▸ **What is expected**
All of the material below is to be repeated exactly.

--- START Given data ---

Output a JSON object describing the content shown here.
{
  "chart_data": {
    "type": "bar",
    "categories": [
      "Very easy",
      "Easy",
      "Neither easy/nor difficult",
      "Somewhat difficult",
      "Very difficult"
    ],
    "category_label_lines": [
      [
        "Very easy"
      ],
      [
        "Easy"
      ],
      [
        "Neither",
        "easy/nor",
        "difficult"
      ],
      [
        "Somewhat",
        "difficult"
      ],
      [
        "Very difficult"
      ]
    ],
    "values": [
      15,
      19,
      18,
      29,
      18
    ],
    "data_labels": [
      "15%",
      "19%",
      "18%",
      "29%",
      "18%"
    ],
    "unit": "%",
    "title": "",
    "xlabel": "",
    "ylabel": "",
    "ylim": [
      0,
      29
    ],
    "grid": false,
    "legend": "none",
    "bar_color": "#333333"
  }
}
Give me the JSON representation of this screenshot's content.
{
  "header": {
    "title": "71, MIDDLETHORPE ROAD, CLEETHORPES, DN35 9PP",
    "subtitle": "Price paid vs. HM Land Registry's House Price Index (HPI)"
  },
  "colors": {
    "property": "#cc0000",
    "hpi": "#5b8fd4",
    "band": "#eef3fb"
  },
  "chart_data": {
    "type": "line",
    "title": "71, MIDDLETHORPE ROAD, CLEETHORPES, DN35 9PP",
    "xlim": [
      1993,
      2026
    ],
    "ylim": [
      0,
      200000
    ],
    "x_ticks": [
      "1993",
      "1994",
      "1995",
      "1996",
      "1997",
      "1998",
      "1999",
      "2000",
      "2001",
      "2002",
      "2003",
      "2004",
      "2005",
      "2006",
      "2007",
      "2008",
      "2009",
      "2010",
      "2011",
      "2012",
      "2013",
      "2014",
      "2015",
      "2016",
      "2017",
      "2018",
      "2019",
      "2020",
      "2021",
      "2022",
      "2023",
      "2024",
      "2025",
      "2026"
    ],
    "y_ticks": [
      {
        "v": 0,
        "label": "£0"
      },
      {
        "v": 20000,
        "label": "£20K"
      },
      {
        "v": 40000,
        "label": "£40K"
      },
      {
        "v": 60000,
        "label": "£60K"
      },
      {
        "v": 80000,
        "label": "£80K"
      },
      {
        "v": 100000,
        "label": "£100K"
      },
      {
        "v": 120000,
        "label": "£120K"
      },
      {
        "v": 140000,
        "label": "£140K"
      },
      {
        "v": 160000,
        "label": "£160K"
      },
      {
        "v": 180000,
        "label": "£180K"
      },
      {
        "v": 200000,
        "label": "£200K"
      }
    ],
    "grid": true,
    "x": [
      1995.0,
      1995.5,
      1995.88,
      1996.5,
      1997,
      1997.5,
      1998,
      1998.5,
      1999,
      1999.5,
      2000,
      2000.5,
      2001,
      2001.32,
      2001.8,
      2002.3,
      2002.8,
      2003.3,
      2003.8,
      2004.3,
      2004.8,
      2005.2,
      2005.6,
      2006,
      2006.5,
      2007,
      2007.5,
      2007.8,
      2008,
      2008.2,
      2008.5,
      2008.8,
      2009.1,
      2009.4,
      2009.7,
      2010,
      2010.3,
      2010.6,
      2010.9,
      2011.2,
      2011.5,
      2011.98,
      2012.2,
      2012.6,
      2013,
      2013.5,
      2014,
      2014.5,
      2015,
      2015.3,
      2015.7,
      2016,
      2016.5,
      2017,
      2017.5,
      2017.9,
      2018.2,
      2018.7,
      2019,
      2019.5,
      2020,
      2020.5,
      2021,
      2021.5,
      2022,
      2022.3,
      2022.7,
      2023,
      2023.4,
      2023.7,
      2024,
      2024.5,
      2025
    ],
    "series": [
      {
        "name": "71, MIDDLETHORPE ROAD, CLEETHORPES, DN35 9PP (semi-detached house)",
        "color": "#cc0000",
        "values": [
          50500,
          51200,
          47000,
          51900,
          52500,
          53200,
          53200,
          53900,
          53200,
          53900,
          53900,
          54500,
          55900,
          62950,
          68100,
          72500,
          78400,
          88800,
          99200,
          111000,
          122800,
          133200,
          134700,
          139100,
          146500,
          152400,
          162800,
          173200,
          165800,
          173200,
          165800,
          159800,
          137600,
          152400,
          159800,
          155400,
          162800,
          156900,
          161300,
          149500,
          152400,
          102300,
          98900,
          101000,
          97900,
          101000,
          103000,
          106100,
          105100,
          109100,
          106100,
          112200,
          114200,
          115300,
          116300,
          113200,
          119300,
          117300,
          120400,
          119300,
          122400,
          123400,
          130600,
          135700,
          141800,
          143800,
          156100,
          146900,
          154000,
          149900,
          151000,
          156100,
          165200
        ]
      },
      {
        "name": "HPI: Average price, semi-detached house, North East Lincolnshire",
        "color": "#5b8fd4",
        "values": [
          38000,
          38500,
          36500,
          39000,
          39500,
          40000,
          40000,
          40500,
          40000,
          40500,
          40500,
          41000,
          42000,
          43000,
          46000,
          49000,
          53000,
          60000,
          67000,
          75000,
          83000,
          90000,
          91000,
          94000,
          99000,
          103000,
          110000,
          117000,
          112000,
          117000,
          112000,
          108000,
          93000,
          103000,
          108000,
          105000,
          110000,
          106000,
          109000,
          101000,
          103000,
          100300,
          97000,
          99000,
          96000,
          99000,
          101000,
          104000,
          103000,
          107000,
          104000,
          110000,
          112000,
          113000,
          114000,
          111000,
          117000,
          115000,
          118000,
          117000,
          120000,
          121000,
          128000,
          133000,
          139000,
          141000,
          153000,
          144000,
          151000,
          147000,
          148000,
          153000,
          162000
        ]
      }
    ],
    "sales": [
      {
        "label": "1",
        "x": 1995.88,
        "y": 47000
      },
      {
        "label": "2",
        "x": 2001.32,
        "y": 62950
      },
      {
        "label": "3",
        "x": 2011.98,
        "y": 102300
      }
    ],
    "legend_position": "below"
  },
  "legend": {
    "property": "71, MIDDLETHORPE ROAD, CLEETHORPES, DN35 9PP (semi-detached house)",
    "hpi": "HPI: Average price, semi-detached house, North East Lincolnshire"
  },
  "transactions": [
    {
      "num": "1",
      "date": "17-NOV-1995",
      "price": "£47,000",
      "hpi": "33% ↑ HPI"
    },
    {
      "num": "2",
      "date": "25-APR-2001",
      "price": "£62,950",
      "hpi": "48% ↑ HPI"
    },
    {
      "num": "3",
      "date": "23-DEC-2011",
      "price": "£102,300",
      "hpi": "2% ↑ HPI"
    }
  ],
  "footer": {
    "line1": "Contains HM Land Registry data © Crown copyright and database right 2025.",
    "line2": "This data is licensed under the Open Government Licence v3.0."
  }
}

--- END Given data ---

▸ **Response to this exercise**
Output a JSON object describing the content shown here.
{
  "chart_data": {
    "type": "bar",
    "categories": [
      "Very easy",
      "Easy",
      "Neither easy/nor difficult",
      "Somewhat difficult",
      "Very difficult"
    ],
    "category_label_lines": [
      [
        "Very easy"
      ],
      [
        "Easy"
      ],
      [
        "Neither",
        "easy/nor",
        "difficult"
      ],
      [
        "Somewhat",
        "difficult"
      ],
      [
        "Very difficult"
      ]
    ],
    "values": [
      15,
      19,
      18,
      29,
      18
    ],
    "data_labels": [
      "15%",
      "19%",
      "18%",
      "29%",
      "18%"
    ],
    "unit": "%",
    "title": "",
    "xlabel": "",
    "ylabel": "",
    "ylim": [
      0,
      29
    ],
    "grid": false,
    "legend": "none",
    "bar_color": "#333333"
  }
}
Give me the JSON representation of this screenshot's content.
{
  "header": {
    "title": "71, MIDDLETHORPE ROAD, CLEETHORPES, DN35 9PP",
    "subtitle": "Price paid vs. HM Land Registry's House Price Index (HPI)"
  },
  "colors": {
    "property": "#cc0000",
    "hpi": "#5b8fd4",
    "band": "#eef3fb"
  },
  "chart_data": {
    "type": "line",
    "title": "71, MIDDLETHORPE ROAD, CLEETHORPES, DN35 9PP",
    "xlim": [
      1993,
      2026
    ],
    "ylim": [
      0,
      200000
    ],
    "x_ticks": [
      "1993",
      "1994",
      "1995",
      "1996",
      "1997",
      "1998",
      "1999",
      "2000",
      "2001",
      "2002",
      "2003",
      "2004",
      "2005",
      "2006",
      "2007",
      "2008",
      "2009",
      "2010",
      "2011",
      "2012",
      "2013",
      "2014",
      "2015",
      "2016",
      "2017",
      "2018",
      "2019",
      "2020",
      "2021",
      "2022",
      "2023",
      "2024",
      "2025",
      "2026"
    ],
    "y_ticks": [
      {
        "v": 0,
        "label": "£0"
      },
      {
        "v": 20000,
        "label": "£20K"
      },
      {
        "v": 40000,
        "label": "£40K"
      },
      {
        "v": 60000,
        "label": "£60K"
      },
      {
        "v": 80000,
        "label": "£80K"
      },
      {
        "v": 100000,
        "label": "£100K"
      },
      {
        "v": 120000,
        "label": "£120K"
      },
      {
        "v": 140000,
        "label": "£140K"
      },
      {
        "v": 160000,
        "label": "£160K"
      },
      {
        "v": 180000,
        "label": "£180K"
      },
      {
        "v": 200000,
        "label": "£200K"
      }
    ],
    "grid": true,
    "x": [
      1995.0,
      1995.5,
      1995.88,
      1996.5,
      1997,
      1997.5,
      1998,
      1998.5,
      1999,
      1999.5,
      2000,
      2000.5,
      2001,
      2001.32,
      2001.8,
      2002.3,
      2002.8,
      2003.3,
      2003.8,
      2004.3,
      2004.8,
      2005.2,
      2005.6,
      2006,
      2006.5,
      2007,
      2007.5,
      2007.8,
      2008,
      2008.2,
      2008.5,
      2008.8,
      2009.1,
      2009.4,
      2009.7,
      2010,
      2010.3,
      2010.6,
      2010.9,
      2011.2,
      2011.5,
      2011.98,
      2012.2,
      2012.6,
      2013,
      2013.5,
      2014,
      2014.5,
      2015,
      2015.3,
      2015.7,
      2016,
      2016.5,
      2017,
      2017.5,
      2017.9,
      2018.2,
      2018.7,
      2019,
      2019.5,
      2020,
      2020.5,
      2021,
      2021.5,
      2022,
      2022.3,
      2022.7,
      2023,
      2023.4,
      2023.7,
      2024,
      2024.5,
      2025
    ],
    "series": [
      {
        "name": "71, MIDDLETHORPE ROAD, CLEETHORPES, DN35 9PP (semi-detached house)",
        "color": "#cc0000",
        "values": [
          50500,
          51200,
          47000,
          51900,
          52500,
          53200,
          53200,
          53900,
          53200,
          53900,
          53900,
          54500,
          55900,
          62950,
          68100,
          72500,
          78400,
          88800,
          99200,
          111000,
          122800,
          133200,
          134700,
          139100,
          146500,
          152400,
          162800,
          173200,
          165800,
          173200,
          165800,
          159800,
          137600,
          152400,
          159800,
          155400,
          162800,
          156900,
          161300,
          149500,
          152400,
          102300,
          98900,
          101000,
          97900,
          101000,
          103000,
          106100,
          105100,
          109100,
          106100,
          112200,
          114200,
          115300,
          116300,
          113200,
          119300,
          117300,
          120400,
          119300,
          122400,
          123400,
          130600,
          135700,
          141800,
          143800,
          156100,
          146900,
          154000,
          149900,
          151000,
          156100,
          165200
        ]
      },
      {
        "name": "HPI: Average price, semi-detached house, North East Lincolnshire",
        "color": "#5b8fd4",
        "values": [
          38000,
          38500,
          36500,
          39000,
          39500,
          40000,
          40000,
          40500,
          40000,
          40500,
          40500,
          41000,
          42000,
          43000,
          46000,
          49000,
          53000,
          60000,
          67000,
          75000,
          83000,
          90000,
          91000,
          94000,
          99000,
          103000,
          110000,
          117000,
          112000,
          117000,
          112000,
          108000,
          93000,
          103000,
          108000,
          105000,
          110000,
          106000,
          109000,
          101000,
          103000,
          100300,
          97000,
          99000,
          96000,
          99000,
          101000,
          104000,
          103000,
          107000,
          104000,
          110000,
          112000,
          113000,
          114000,
          111000,
          117000,
          115000,
          118000,
          117000,
          120000,
          121000,
          128000,
          133000,
          139000,
          141000,
          153000,
          144000,
          151000,
          147000,
          148000,
          153000,
          162000
        ]
      }
    ],
    "sales": [
      {
        "label": "1",
        "x": 1995.88,
        "y": 47000
      },
      {
        "label": "2",
        "x": 2001.32,
        "y": 62950
      },
      {
        "label": "3",
        "x": 2011.98,
        "y": 102300
      }
    ],
    "legend_position": "below"
  },
  "legend": {
    "property": "71, MIDDLETHORPE ROAD, CLEETHORPES, DN35 9PP (semi-detached house)",
    "hpi": "HPI: Average price, semi-detached house, North East Lincolnshire"
  },
  "transactions": [
    {
      "num": "1",
      "date": "17-NOV-1995",
      "price": "£47,000",
      "hpi": "33% ↑ HPI"
    },
    {
      "num": "2",
      "date": "25-APR-2001",
      "price": "£62,950",
      "hpi": "48% ↑ HPI"
    },
    {
      "num": "3",
      "date": "23-DEC-2011",
      "price": "£102,300",
      "hpi": "2% ↑ HPI"
    }
  ],
  "footer": {
    "line1": "Contains HM Land Registry data © Crown copyright and database right 2025.",
    "line2": "This data is licensed under the Open Government Licence v3.0."
  }
}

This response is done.